## CEL ZADANIA
Należy zwrócić w dosłownym brzmieniu urywek z poniższego tekstu o Chojnicach w latach 1919–1920, od słów „Urzędujący landrat dr” aż do słów „skąd otrzymywało wytyczne.”.

## FRAGMENT TEKSTU
++++++++

Urzędujący landrat dr Fuhrmann otrzymał kilkakrotnie nakaz aresztowania członków Rady Ludowej, który polecenia nie wykonał, a jedynie prosił o zaprzestanie zebrań, ponieważ więcej nic w stanie nie jest zrobić. Niemieckim władzom landrat odpowiedział, iż Rada jest mu potrzebna, ponieważ utrzymuje porządek publiczny i dlatego aresztować jej nie może. Odtąd zebrania przeprowadzano we wioskach od Chojnic znacznie oddalonych (Czersk, Wiele, Karsin). Miały charakter ściśle konspiracyjny i odbywały się w zaufanym gronie. Biuro utrzymywało kontrolę z Główną Radą Ludową w Gdańsku, skąd otrzymywało wytyczne.
PCK i Komisja Sanitarna…
2 lipca z 1919 r. z inicjatywy Anny Sikorskiej z Wielkich Chełmów i dr Jana Łukowicza w mieszkaniu dr Lniskiego zebrano się w celu założenia Oddziału PCK Okręgu Pomorskiego. W pierwszym konstytucyjnym spotkaniu uczestniczyli oprócz organizatorów Aniela Lniska, dr Hipolit Lniski (późniejszy szambelan i lekarz powiatowy) Maria z Donimirskich – Łukowicz, Bronisława Stammowa i ks. Pronobis. W następnych posiedzeniach wybrano zarząd z przewodniczącą Lniską, zastępcą Łukowiczem, sekretarzem Mięsikowskim i skarbnikiem Hubertem. Prace odbywały się w komisjach, uaktywniła się komisja sanitarna uruchamiając gospody w mieście i na dworcu. Komisja żołnierska, w której m. in. pracowały Jeleniewska, Sobierajczykowa, Renkowa, Żuławska otoczyły opieką wojennych tułaczy i żołnierzy. Po izbach chorych i przejęciu szpitala oddział PCK wziął na siebie obowiązki należące do Białego Krzyża. Wkraczające wojsko polskie mogło liczyć na pomoc chojniczan. Pokaźne zapasy lekarstw i opatrunków zostały przez PCK przekazane szpitalowi wojskowemu w Chojnicach (zorganizowany podczas wojny polsko – bolszewickiej w 1920 r. liczył 200 łóżek).
Już nie Konitz, a Chojnice…
16 stycznia 1920 odbyło się ostatnie posiedzenie niemieckiej Rady Miejskiej w Chojnicach. 21 stycznia połączono niemiecką straż ludową ze strażą polską pod dowództwem adwokata Kopickiego. Sekretarz poczty Soczkiewicz został mianowany kierownikiem urzędu pocztowego. W tym samym dniu ogłoszono obwieszczenie starostwa o wkroczeniu wojsk polskich w dn. 31 stycznia i 1 lutego. Siedem dni później wprowadzono markę polską jako obowiązującą walutę obiegową. 30 stycznia odbyło się pożegnalne zebranie obywateli niemieckich w auli gimnazjum połączone z ostatnim ich pochodem przez miasto. 31 stycznia nastąpiło wkroczenie wojsk polskich do miasta. Entuzjazm mieszkańców udzielił się żołnierzom, którzy byli zapraszani na kwatery prywatne. W godzinach wieczornych w salach starostwa odbył się uroczysty bankiet wydany przez szambelana Sikorskiego.

++++++++

## DOSTARCZONE DANE
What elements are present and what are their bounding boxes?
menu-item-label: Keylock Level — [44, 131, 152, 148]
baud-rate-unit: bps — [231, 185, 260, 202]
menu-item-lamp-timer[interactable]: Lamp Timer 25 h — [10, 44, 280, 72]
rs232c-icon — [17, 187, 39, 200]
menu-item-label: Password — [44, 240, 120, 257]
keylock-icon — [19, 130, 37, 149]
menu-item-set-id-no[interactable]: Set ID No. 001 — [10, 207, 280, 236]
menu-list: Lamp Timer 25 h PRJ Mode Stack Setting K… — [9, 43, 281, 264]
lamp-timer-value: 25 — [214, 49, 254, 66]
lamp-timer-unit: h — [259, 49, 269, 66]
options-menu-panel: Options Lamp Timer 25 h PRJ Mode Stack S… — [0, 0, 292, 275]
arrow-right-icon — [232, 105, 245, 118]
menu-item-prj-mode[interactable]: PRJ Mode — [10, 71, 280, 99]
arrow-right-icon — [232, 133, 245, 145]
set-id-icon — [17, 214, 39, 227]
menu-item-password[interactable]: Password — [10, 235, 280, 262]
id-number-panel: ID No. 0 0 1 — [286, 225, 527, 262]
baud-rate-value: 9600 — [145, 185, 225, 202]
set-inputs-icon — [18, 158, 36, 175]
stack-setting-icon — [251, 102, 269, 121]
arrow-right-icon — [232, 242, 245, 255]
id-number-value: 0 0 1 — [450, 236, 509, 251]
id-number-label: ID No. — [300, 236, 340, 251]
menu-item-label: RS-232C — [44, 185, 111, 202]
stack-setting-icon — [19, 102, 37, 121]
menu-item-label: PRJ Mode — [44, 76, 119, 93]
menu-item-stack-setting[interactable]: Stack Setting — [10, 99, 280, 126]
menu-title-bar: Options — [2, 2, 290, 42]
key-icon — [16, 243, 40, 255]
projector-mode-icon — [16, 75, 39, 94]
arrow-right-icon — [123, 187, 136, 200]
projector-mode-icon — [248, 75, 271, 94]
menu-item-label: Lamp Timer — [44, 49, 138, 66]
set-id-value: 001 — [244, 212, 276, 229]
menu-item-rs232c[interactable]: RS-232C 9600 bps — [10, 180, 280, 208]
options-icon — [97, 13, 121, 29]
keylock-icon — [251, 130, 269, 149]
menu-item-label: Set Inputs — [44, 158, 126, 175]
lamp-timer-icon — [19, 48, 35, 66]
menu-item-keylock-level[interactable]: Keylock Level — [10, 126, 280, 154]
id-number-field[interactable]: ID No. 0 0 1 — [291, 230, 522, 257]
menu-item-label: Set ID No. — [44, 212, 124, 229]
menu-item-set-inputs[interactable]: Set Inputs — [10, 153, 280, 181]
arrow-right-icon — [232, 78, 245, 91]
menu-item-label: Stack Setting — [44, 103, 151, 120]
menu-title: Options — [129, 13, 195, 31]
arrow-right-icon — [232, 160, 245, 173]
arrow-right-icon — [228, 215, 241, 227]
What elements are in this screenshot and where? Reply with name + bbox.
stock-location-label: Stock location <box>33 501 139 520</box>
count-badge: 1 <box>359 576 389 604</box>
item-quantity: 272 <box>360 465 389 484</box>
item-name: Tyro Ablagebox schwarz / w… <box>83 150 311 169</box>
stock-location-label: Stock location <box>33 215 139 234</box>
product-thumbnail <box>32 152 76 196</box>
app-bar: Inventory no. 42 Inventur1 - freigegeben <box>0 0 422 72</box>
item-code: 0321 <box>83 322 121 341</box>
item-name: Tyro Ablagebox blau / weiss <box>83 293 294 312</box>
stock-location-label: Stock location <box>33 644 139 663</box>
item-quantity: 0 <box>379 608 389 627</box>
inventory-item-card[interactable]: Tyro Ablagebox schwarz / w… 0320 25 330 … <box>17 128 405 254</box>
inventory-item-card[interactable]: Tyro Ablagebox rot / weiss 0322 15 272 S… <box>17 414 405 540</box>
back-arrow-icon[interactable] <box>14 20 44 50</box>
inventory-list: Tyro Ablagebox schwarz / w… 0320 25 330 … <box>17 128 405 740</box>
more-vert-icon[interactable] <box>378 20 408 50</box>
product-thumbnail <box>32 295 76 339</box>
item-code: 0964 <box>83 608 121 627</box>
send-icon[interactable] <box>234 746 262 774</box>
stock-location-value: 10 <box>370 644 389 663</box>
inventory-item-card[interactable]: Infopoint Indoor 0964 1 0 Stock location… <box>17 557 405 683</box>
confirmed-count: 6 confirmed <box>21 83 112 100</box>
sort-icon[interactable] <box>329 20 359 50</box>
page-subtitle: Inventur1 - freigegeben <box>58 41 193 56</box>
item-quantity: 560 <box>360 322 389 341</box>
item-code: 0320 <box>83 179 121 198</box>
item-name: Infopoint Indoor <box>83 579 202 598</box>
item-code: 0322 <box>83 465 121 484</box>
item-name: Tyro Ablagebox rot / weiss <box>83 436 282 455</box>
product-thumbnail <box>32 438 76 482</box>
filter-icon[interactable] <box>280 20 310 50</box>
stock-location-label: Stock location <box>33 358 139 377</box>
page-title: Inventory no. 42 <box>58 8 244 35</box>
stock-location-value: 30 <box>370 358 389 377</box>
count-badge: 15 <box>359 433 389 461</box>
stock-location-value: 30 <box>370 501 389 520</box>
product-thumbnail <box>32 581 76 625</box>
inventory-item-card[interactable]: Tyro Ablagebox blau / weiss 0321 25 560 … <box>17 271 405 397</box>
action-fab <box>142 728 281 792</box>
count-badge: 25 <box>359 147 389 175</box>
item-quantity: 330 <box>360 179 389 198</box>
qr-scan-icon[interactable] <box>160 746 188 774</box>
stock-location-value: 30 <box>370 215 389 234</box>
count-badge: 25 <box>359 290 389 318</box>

++++++++

## WYNIK ZADANIA
Urzędujący landrat dr Fuhrmann otrzymał kilkakrotnie nakaz aresztowania członków Rady Ludowej, który polecenia nie wykonał, a jedynie prosił o zaprzestanie zebrań, ponieważ więcej nic w stanie nie jest zrobić. Niemieckim władzom landrat odpowiedział, iż Rada jest mu potrzebna, ponieważ utrzymuje porządek publiczny i dlatego aresztować jej nie może. Odtąd zebrania przeprowadzano we wioskach od Chojnic znacznie oddalonych (Czersk, Wiele, Karsin). Miały charakter ściśle konspiracyjny i odbywały się w zaufanym gronie. Biuro utrzymywało kontrolę z Główną Radą Ludową w Gdańsku, skąd otrzymywało wytyczne.